- What is expected -
Every record below should be transcribed exactly. Omit the images.
• • •
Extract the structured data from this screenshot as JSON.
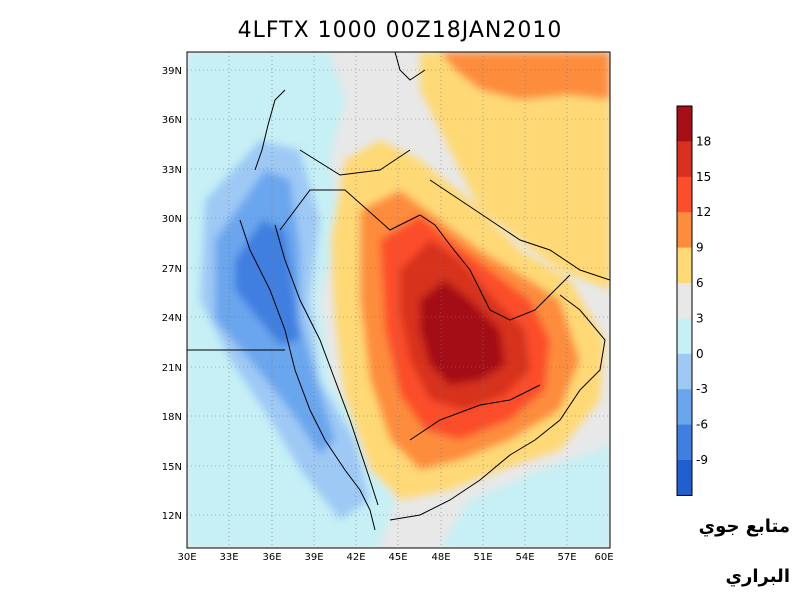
{
  "title": "4LFTX 1000 00Z18JAN2010",
  "latitude_labels": [
    "39N",
    "36N",
    "33N",
    "30N",
    "27N",
    "24N",
    "21N",
    "18N",
    "15N",
    "12N"
  ],
  "longitude_labels": [
    "30E",
    "33E",
    "36E",
    "39E",
    "42E",
    "45E",
    "48E",
    "51E",
    "54E",
    "57E",
    "60E"
  ],
  "colorbar": {
    "labels": [
      "18",
      "15",
      "12",
      "9",
      "6",
      "3",
      "0",
      "-3",
      "-6",
      "-9"
    ],
    "colors": [
      "#a50f15",
      "#d7301f",
      "#fc4e2a",
      "#fd8d3c",
      "#fed976",
      "#e8e8e8",
      "#c6f0f5",
      "#9ec9f5",
      "#6aa6ee",
      "#3f7fe0",
      "#1f5fd0"
    ]
  },
  "signature": {
    "line1": "متابع جوي",
    "line2": "البراري"
  }
}
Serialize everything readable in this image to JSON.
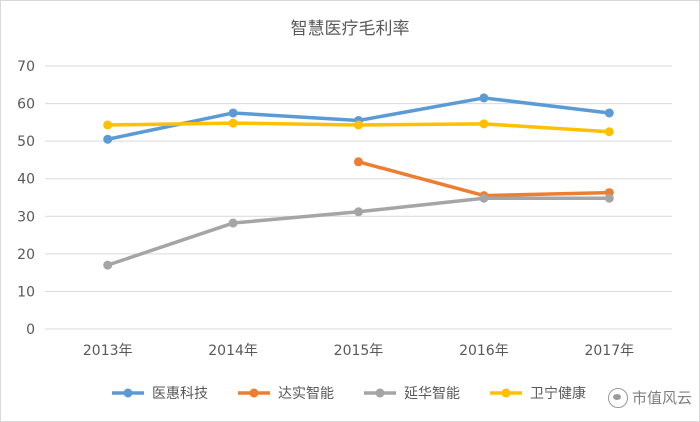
{
  "chart_data": {
    "type": "line",
    "title": "智慧医疗毛利率",
    "categories": [
      "2013年",
      "2014年",
      "2015年",
      "2016年",
      "2017年"
    ],
    "ylim": [
      0,
      70
    ],
    "yticks": [
      0,
      10,
      20,
      30,
      40,
      50,
      60,
      70
    ],
    "grid": true,
    "legend_position": "bottom",
    "series": [
      {
        "name": "医惠科技",
        "color": "#5b9bd5",
        "values": [
          50.5,
          57.5,
          55.5,
          61.5,
          57.5
        ]
      },
      {
        "name": "达实智能",
        "color": "#ed7d31",
        "values": [
          null,
          null,
          44.5,
          35.5,
          36.3
        ]
      },
      {
        "name": "延华智能",
        "color": "#a5a5a5",
        "values": [
          17.0,
          28.2,
          31.2,
          34.8,
          34.8
        ]
      },
      {
        "name": "卫宁健康",
        "color": "#ffc000",
        "values": [
          54.3,
          54.8,
          54.3,
          54.6,
          52.5
        ]
      }
    ]
  },
  "watermark": {
    "text": "市值风云",
    "icon": "wechat-bubble-icon"
  }
}
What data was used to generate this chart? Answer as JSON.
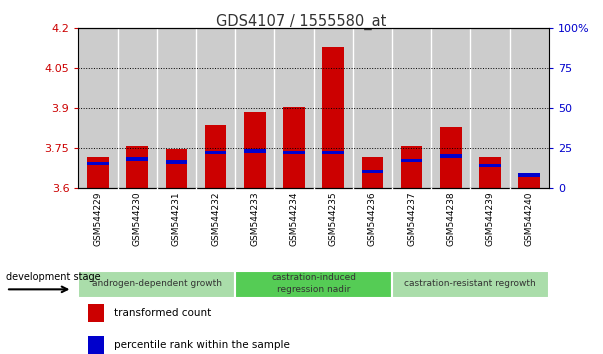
{
  "title": "GDS4107 / 1555580_at",
  "categories": [
    "GSM544229",
    "GSM544230",
    "GSM544231",
    "GSM544232",
    "GSM544233",
    "GSM544234",
    "GSM544235",
    "GSM544236",
    "GSM544237",
    "GSM544238",
    "GSM544239",
    "GSM544240"
  ],
  "red_values": [
    3.715,
    3.755,
    3.745,
    3.835,
    3.885,
    3.905,
    4.13,
    3.715,
    3.755,
    3.83,
    3.715,
    3.655
  ],
  "blue_values": [
    15,
    18,
    16,
    22,
    23,
    22,
    22,
    10,
    17,
    20,
    14,
    8
  ],
  "y_min": 3.6,
  "y_max": 4.2,
  "y_ticks_left": [
    3.6,
    3.75,
    3.9,
    4.05,
    4.2
  ],
  "y_ticks_right": [
    0,
    25,
    50,
    75,
    100
  ],
  "ytick_labels_left": [
    "3.6",
    "3.75",
    "3.9",
    "4.05",
    "4.2"
  ],
  "ytick_labels_right": [
    "0",
    "25",
    "50",
    "75",
    "100%"
  ],
  "left_tick_color": "#cc0000",
  "right_tick_color": "#0000cc",
  "bar_color": "#cc0000",
  "blue_color": "#0000cc",
  "groups": [
    {
      "label": "androgen-dependent growth",
      "start": 0,
      "end": 3,
      "color": "#aaddaa"
    },
    {
      "label": "castration-induced\nregression nadir",
      "start": 4,
      "end": 7,
      "color": "#55cc55"
    },
    {
      "label": "castration-resistant regrowth",
      "start": 8,
      "end": 11,
      "color": "#aaddaa"
    }
  ],
  "legend_items": [
    {
      "label": "transformed count",
      "color": "#cc0000"
    },
    {
      "label": "percentile rank within the sample",
      "color": "#0000cc"
    }
  ],
  "dev_stage_label": "development stage",
  "col_bg": "#cccccc",
  "axis_bg": "#ffffff"
}
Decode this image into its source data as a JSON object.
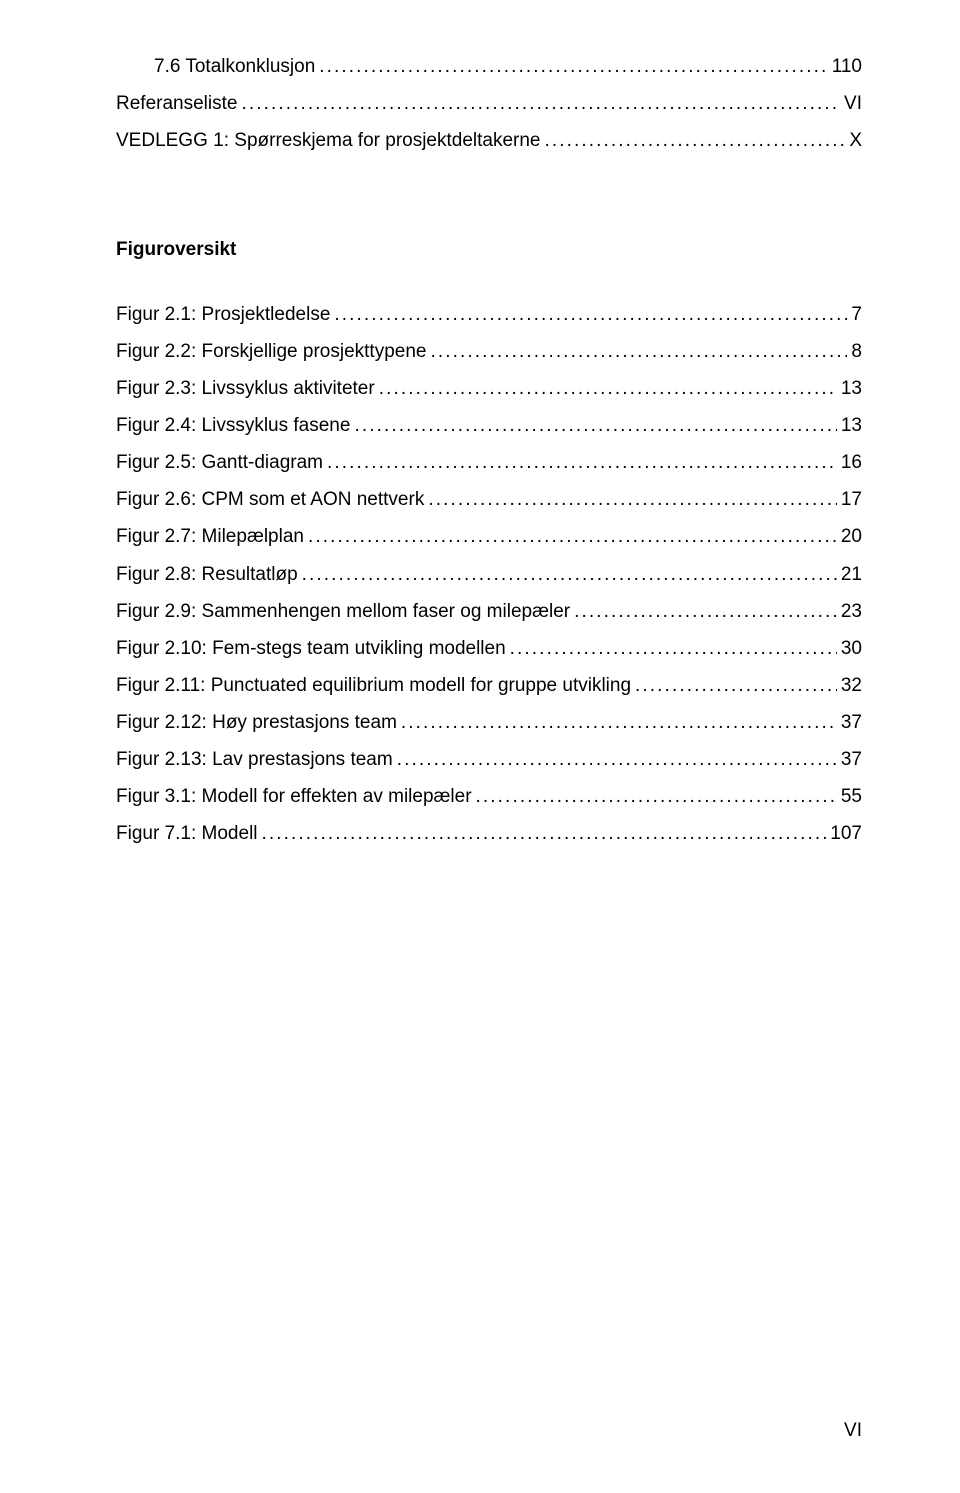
{
  "toc_top": [
    {
      "label": "7.6   Totalkonklusjon",
      "page": "110",
      "indent": true
    },
    {
      "label": "Referanseliste",
      "page": "VI",
      "indent": false
    },
    {
      "label": "VEDLEGG 1: Spørreskjema for prosjektdeltakerne",
      "page": "X",
      "indent": false
    }
  ],
  "figur_heading": "Figuroversikt",
  "figur_list": [
    {
      "label": "Figur 2.1: Prosjektledelse",
      "page": "7"
    },
    {
      "label": "Figur 2.2: Forskjellige prosjekttypene",
      "page": "8"
    },
    {
      "label": "Figur 2.3: Livssyklus aktiviteter",
      "page": "13"
    },
    {
      "label": "Figur 2.4: Livssyklus fasene",
      "page": "13"
    },
    {
      "label": "Figur 2.5: Gantt-diagram",
      "page": "16"
    },
    {
      "label": "Figur 2.6: CPM som et AON nettverk",
      "page": "17"
    },
    {
      "label": "Figur 2.7: Milepælplan",
      "page": "20"
    },
    {
      "label": "Figur 2.8: Resultatløp",
      "page": "21"
    },
    {
      "label": "Figur 2.9: Sammenhengen mellom faser og milepæler",
      "page": "23"
    },
    {
      "label": "Figur 2.10: Fem-stegs team utvikling modellen",
      "page": "30"
    },
    {
      "label": "Figur 2.11: Punctuated equilibrium modell for gruppe utvikling",
      "page": "32"
    },
    {
      "label": "Figur 2.12: Høy prestasjons team",
      "page": "37"
    },
    {
      "label": "Figur 2.13: Lav prestasjons team",
      "page": "37"
    },
    {
      "label": "Figur 3.1: Modell for effekten av milepæler",
      "page": "55"
    },
    {
      "label": "Figur 7.1: Modell",
      "page": "107"
    }
  ],
  "page_number": "VI"
}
• • •
- Full answer -
Extract the structured data from this screenshot as JSON.
{
  "title": "4LFTX 1000 00Z18JAN2010",
  "latitude_labels": [
    "39N",
    "36N",
    "33N",
    "30N",
    "27N",
    "24N",
    "21N",
    "18N",
    "15N",
    "12N"
  ],
  "longitude_labels": [
    "30E",
    "33E",
    "36E",
    "39E",
    "42E",
    "45E",
    "48E",
    "51E",
    "54E",
    "57E",
    "60E"
  ],
  "colorbar": {
    "labels": [
      "18",
      "15",
      "12",
      "9",
      "6",
      "3",
      "0",
      "-3",
      "-6",
      "-9"
    ],
    "colors": [
      "#a50f15",
      "#d7301f",
      "#fc4e2a",
      "#fd8d3c",
      "#fed976",
      "#e8e8e8",
      "#c6f0f5",
      "#9ec9f5",
      "#6aa6ee",
      "#3f7fe0",
      "#1f5fd0"
    ]
  },
  "signature": {
    "line1": "متابع جوي",
    "line2": "البراري"
  }
}
Serialize everything readable in this image to JSON.
{
  "chart_data": {
    "type": "line",
    "title": "智慧医疗毛利率",
    "categories": [
      "2013年",
      "2014年",
      "2015年",
      "2016年",
      "2017年"
    ],
    "ylim": [
      0,
      70
    ],
    "yticks": [
      0,
      10,
      20,
      30,
      40,
      50,
      60,
      70
    ],
    "grid": true,
    "legend_position": "bottom",
    "series": [
      {
        "name": "医惠科技",
        "color": "#5b9bd5",
        "values": [
          50.5,
          57.5,
          55.5,
          61.5,
          57.5
        ]
      },
      {
        "name": "达实智能",
        "color": "#ed7d31",
        "values": [
          null,
          null,
          44.5,
          35.5,
          36.3
        ]
      },
      {
        "name": "延华智能",
        "color": "#a5a5a5",
        "values": [
          17.0,
          28.2,
          31.2,
          34.8,
          34.8
        ]
      },
      {
        "name": "卫宁健康",
        "color": "#ffc000",
        "values": [
          54.3,
          54.8,
          54.3,
          54.6,
          52.5
        ]
      }
    ]
  },
  "watermark": {
    "text": "市值风云",
    "icon": "wechat-bubble-icon"
  }
}
What data was used to generate this chart? Answer as JSON.
{
  "title": "GDS4107 / 1555580_at",
  "categories": [
    "GSM544229",
    "GSM544230",
    "GSM544231",
    "GSM544232",
    "GSM544233",
    "GSM544234",
    "GSM544235",
    "GSM544236",
    "GSM544237",
    "GSM544238",
    "GSM544239",
    "GSM544240"
  ],
  "red_values": [
    3.715,
    3.755,
    3.745,
    3.835,
    3.885,
    3.905,
    4.13,
    3.715,
    3.755,
    3.83,
    3.715,
    3.655
  ],
  "blue_values": [
    15,
    18,
    16,
    22,
    23,
    22,
    22,
    10,
    17,
    20,
    14,
    8
  ],
  "y_min": 3.6,
  "y_max": 4.2,
  "y_ticks_left": [
    3.6,
    3.75,
    3.9,
    4.05,
    4.2
  ],
  "y_ticks_right": [
    0,
    25,
    50,
    75,
    100
  ],
  "ytick_labels_left": [
    "3.6",
    "3.75",
    "3.9",
    "4.05",
    "4.2"
  ],
  "ytick_labels_right": [
    "0",
    "25",
    "50",
    "75",
    "100%"
  ],
  "left_tick_color": "#cc0000",
  "right_tick_color": "#0000cc",
  "bar_color": "#cc0000",
  "blue_color": "#0000cc",
  "groups": [
    {
      "label": "androgen-dependent growth",
      "start": 0,
      "end": 3,
      "color": "#aaddaa"
    },
    {
      "label": "castration-induced\nregression nadir",
      "start": 4,
      "end": 7,
      "color": "#55cc55"
    },
    {
      "label": "castration-resistant regrowth",
      "start": 8,
      "end": 11,
      "color": "#aaddaa"
    }
  ],
  "legend_items": [
    {
      "label": "transformed count",
      "color": "#cc0000"
    },
    {
      "label": "percentile rank within the sample",
      "color": "#0000cc"
    }
  ],
  "dev_stage_label": "development stage",
  "col_bg": "#cccccc",
  "axis_bg": "#ffffff"
}
Decode this image into its source data as a JSON object.
{
  "toc_top": [
    {
      "label": "7.6   Totalkonklusjon",
      "page": "110",
      "indent": true
    },
    {
      "label": "Referanseliste",
      "page": "VI",
      "indent": false
    },
    {
      "label": "VEDLEGG 1: Spørreskjema for prosjektdeltakerne",
      "page": "X",
      "indent": false
    }
  ],
  "figur_heading": "Figuroversikt",
  "figur_list": [
    {
      "label": "Figur 2.1: Prosjektledelse",
      "page": "7"
    },
    {
      "label": "Figur 2.2: Forskjellige prosjekttypene",
      "page": "8"
    },
    {
      "label": "Figur 2.3: Livssyklus aktiviteter",
      "page": "13"
    },
    {
      "label": "Figur 2.4: Livssyklus fasene",
      "page": "13"
    },
    {
      "label": "Figur 2.5: Gantt-diagram",
      "page": "16"
    },
    {
      "label": "Figur 2.6: CPM som et AON nettverk",
      "page": "17"
    },
    {
      "label": "Figur 2.7: Milepælplan",
      "page": "20"
    },
    {
      "label": "Figur 2.8: Resultatløp",
      "page": "21"
    },
    {
      "label": "Figur 2.9: Sammenhengen mellom faser og milepæler",
      "page": "23"
    },
    {
      "label": "Figur 2.10: Fem-stegs team utvikling modellen",
      "page": "30"
    },
    {
      "label": "Figur 2.11: Punctuated equilibrium modell for gruppe utvikling",
      "page": "32"
    },
    {
      "label": "Figur 2.12: Høy prestasjons team",
      "page": "37"
    },
    {
      "label": "Figur 2.13: Lav prestasjons team",
      "page": "37"
    },
    {
      "label": "Figur 3.1: Modell for effekten av milepæler",
      "page": "55"
    },
    {
      "label": "Figur 7.1: Modell",
      "page": "107"
    }
  ],
  "page_number": "VI"
}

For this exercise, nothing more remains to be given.